(Stored records)
**********

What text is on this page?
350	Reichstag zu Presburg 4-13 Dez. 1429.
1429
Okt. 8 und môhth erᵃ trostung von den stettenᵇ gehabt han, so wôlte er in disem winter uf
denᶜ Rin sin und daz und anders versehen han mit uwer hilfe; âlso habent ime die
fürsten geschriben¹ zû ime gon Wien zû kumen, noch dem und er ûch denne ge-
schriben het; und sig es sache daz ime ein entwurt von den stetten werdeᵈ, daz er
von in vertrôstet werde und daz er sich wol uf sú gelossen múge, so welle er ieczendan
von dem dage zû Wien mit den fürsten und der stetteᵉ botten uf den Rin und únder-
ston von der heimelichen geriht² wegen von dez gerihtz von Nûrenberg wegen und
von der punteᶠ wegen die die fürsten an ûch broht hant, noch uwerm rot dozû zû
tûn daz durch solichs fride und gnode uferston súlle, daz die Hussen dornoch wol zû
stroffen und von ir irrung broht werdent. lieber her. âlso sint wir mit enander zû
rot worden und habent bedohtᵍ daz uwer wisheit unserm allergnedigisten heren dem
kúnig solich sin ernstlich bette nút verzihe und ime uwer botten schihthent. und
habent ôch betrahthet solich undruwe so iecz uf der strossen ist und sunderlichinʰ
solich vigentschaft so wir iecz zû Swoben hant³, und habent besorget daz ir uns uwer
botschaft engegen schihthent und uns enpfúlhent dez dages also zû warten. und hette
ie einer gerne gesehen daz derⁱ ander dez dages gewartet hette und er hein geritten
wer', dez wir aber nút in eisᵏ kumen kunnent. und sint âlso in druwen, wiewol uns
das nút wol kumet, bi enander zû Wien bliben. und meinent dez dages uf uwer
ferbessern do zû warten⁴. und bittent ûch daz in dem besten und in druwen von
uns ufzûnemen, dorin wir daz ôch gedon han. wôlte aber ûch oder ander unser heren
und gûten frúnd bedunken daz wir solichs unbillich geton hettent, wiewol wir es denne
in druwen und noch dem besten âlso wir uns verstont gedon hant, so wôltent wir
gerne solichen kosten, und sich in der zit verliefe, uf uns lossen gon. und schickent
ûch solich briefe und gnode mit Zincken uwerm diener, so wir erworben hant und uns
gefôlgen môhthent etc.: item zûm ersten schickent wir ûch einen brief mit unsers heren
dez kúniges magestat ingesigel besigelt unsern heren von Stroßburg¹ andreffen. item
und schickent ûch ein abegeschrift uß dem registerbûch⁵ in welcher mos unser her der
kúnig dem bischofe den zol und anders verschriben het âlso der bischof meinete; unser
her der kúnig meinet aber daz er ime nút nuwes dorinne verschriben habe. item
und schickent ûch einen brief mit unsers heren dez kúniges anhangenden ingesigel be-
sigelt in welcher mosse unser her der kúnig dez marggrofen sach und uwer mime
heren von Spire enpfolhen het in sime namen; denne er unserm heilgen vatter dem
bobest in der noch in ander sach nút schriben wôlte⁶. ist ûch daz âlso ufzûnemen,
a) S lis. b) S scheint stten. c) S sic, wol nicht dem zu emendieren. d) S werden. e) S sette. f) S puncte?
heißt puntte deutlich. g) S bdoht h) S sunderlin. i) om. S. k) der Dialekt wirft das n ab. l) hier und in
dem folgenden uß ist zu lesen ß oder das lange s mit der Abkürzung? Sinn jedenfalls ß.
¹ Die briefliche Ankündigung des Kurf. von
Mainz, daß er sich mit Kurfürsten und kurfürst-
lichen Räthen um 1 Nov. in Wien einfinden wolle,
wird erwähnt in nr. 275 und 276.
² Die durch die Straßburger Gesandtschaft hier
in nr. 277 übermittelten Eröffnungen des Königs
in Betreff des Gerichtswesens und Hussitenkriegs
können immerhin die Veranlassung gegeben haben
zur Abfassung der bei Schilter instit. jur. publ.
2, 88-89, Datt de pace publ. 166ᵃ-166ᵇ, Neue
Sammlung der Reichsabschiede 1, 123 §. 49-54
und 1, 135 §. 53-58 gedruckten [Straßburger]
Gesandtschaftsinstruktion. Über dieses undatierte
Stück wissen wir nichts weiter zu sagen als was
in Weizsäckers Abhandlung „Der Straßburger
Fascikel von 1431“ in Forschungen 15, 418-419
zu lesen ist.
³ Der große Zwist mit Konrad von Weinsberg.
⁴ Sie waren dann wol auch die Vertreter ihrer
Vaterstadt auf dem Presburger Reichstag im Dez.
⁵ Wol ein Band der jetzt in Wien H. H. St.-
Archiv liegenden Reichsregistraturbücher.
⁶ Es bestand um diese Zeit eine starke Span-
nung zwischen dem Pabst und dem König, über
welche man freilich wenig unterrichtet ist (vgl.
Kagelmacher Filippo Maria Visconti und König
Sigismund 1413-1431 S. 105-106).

**********

# Written problem
Copy out each line exactly as written.

# Task response
What text is on this page?
350	Reichstag zu Presburg 4-13 Dez. 1429.
1429
Okt. 8 und môhth erᵃ trostung von den stettenᵇ gehabt han, so wôlte er in disem winter uf
denᶜ Rin sin und daz und anders versehen han mit uwer hilfe; âlso habent ime die
fürsten geschriben¹ zû ime gon Wien zû kumen, noch dem und er ûch denne ge-
schriben het; und sig es sache daz ime ein entwurt von den stetten werdeᵈ, daz er
von in vertrôstet werde und daz er sich wol uf sú gelossen múge, so welle er ieczendan
von dem dage zû Wien mit den fürsten und der stetteᵉ botten uf den Rin und únder-
ston von der heimelichen geriht² wegen von dez gerihtz von Nûrenberg wegen und
von der punteᶠ wegen die die fürsten an ûch broht hant, noch uwerm rot dozû zû
tûn daz durch solichs fride und gnode uferston súlle, daz die Hussen dornoch wol zû
stroffen und von ir irrung broht werdent. lieber her. âlso sint wir mit enander zû
rot worden und habent bedohtᵍ daz uwer wisheit unserm allergnedigisten heren dem
kúnig solich sin ernstlich bette nút verzihe und ime uwer botten schihthent. und
habent ôch betrahthet solich undruwe so iecz uf der strossen ist und sunderlichinʰ
solich vigentschaft so wir iecz zû Swoben hant³, und habent besorget daz ir uns uwer
botschaft engegen schihthent und uns enpfúlhent dez dages also zû warten. und hette
ie einer gerne gesehen daz derⁱ ander dez dages gewartet hette und er hein geritten
wer', dez wir aber nút in eisᵏ kumen kunnent. und sint âlso in druwen, wiewol uns
das nút wol kumet, bi enander zû Wien bliben. und meinent dez dages uf uwer
ferbessern do zû warten⁴. und bittent ûch daz in dem besten und in druwen von
uns ufzûnemen, dorin wir daz ôch gedon han. wôlte aber ûch oder ander unser heren
und gûten frúnd bedunken daz wir solichs unbillich geton hettent, wiewol wir es denne
in druwen und noch dem besten âlso wir uns verstont gedon hant, so wôltent wir
gerne solichen kosten, und sich in der zit verliefe, uf uns lossen gon. und schickent
ûch solich briefe und gnode mit Zincken uwerm diener, so wir erworben hant und uns
gefôlgen môhthent etc.: item zûm ersten schickent wir ûch einen brief mit unsers heren
dez kúniges magestat ingesigel besigelt unsern heren von Stroßburg¹ andreffen. item
und schickent ûch ein abegeschrift uß dem registerbûch⁵ in welcher mos unser her der
kúnig dem bischofe den zol und anders verschriben het âlso der bischof meinete; unser
her der kúnig meinet aber daz er ime nút nuwes dorinne verschriben habe. item
und schickent ûch einen brief mit unsers heren dez kúniges anhangenden ingesigel be-
sigelt in welcher mosse unser her der kúnig dez marggrofen sach und uwer mime
heren von Spire enpfolhen het in sime namen; denne er unserm heilgen vatter dem
bobest in der noch in ander sach nút schriben wôlte⁶. ist ûch daz âlso ufzûnemen,
a) S lis. b) S scheint stten. c) S sic, wol nicht dem zu emendieren. d) S werden. e) S sette. f) S puncte?
heißt puntte deutlich. g) S bdoht h) S sunderlin. i) om. S. k) der Dialekt wirft das n ab. l) hier und in
dem folgenden uß ist zu lesen ß oder das lange s mit der Abkürzung? Sinn jedenfalls ß.
¹ Die briefliche Ankündigung des Kurf. von
Mainz, daß er sich mit Kurfürsten und kurfürst-
lichen Räthen um 1 Nov. in Wien einfinden wolle,
wird erwähnt in nr. 275 und 276.
² Die durch die Straßburger Gesandtschaft hier
in nr. 277 übermittelten Eröffnungen des Königs
in Betreff des Gerichtswesens und Hussitenkriegs
können immerhin die Veranlassung gegeben haben
zur Abfassung der bei Schilter instit. jur. publ.
2, 88-89, Datt de pace publ. 166ᵃ-166ᵇ, Neue
Sammlung der Reichsabschiede 1, 123 §. 49-54
und 1, 135 §. 53-58 gedruckten [Straßburger]
Gesandtschaftsinstruktion. Über dieses undatierte
Stück wissen wir nichts weiter zu sagen als was
in Weizsäckers Abhandlung „Der Straßburger
Fascikel von 1431“ in Forschungen 15, 418-419
zu lesen ist.
³ Der große Zwist mit Konrad von Weinsberg.
⁴ Sie waren dann wol auch die Vertreter ihrer
Vaterstadt auf dem Presburger Reichstag im Dez.
⁵ Wol ein Band der jetzt in Wien H. H. St.-
Archiv liegenden Reichsregistraturbücher.
⁶ Es bestand um diese Zeit eine starke Span-
nung zwischen dem Pabst und dem König, über
welche man freilich wenig unterrichtet ist (vgl.
Kagelmacher Filippo Maria Visconti und König
Sigismund 1413-1431 S. 105-106).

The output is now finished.